TASK DIRECTIONS
Show each line that has the string "Umuzykalnienie" in it.
::::::::
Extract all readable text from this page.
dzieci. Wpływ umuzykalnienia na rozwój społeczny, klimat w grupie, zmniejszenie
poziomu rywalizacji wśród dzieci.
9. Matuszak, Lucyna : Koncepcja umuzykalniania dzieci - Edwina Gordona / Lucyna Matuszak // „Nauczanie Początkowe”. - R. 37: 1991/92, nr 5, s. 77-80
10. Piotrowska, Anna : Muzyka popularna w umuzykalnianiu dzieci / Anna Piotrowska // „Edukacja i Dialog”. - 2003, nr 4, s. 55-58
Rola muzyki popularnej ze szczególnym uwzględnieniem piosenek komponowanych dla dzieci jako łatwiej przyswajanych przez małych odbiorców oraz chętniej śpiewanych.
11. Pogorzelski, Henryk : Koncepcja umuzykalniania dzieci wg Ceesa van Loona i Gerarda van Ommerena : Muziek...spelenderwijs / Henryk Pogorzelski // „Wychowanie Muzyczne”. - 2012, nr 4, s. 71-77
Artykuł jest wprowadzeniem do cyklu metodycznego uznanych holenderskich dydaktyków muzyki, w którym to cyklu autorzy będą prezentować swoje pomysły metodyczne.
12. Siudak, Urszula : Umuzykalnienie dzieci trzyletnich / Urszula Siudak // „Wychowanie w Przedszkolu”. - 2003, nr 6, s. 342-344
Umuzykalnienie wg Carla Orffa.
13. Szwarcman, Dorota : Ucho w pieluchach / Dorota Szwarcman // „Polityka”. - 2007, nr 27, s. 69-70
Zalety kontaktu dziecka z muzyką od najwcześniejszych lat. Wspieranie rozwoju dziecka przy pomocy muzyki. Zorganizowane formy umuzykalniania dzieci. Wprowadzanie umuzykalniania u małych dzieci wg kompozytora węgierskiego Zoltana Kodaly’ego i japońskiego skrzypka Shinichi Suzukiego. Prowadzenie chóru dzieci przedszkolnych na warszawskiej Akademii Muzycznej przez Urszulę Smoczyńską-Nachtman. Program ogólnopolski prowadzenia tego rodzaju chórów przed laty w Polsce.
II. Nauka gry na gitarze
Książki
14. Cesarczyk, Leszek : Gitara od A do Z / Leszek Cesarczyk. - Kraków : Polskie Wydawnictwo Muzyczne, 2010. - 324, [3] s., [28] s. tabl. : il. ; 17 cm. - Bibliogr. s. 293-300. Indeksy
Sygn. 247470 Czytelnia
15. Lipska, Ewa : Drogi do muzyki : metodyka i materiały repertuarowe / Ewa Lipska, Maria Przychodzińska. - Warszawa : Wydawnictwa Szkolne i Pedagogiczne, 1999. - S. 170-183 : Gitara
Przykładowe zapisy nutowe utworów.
::::::::
WRITTEN RESPONSE
12. Siudak, Urszula : Umuzykalnienie dzieci trzyletnich / Urszula Siudak // „Wychowanie w Przedszkolu”. - 2003, nr 6, s. 342-344
Umuzykalnienie wg Carla Orffa.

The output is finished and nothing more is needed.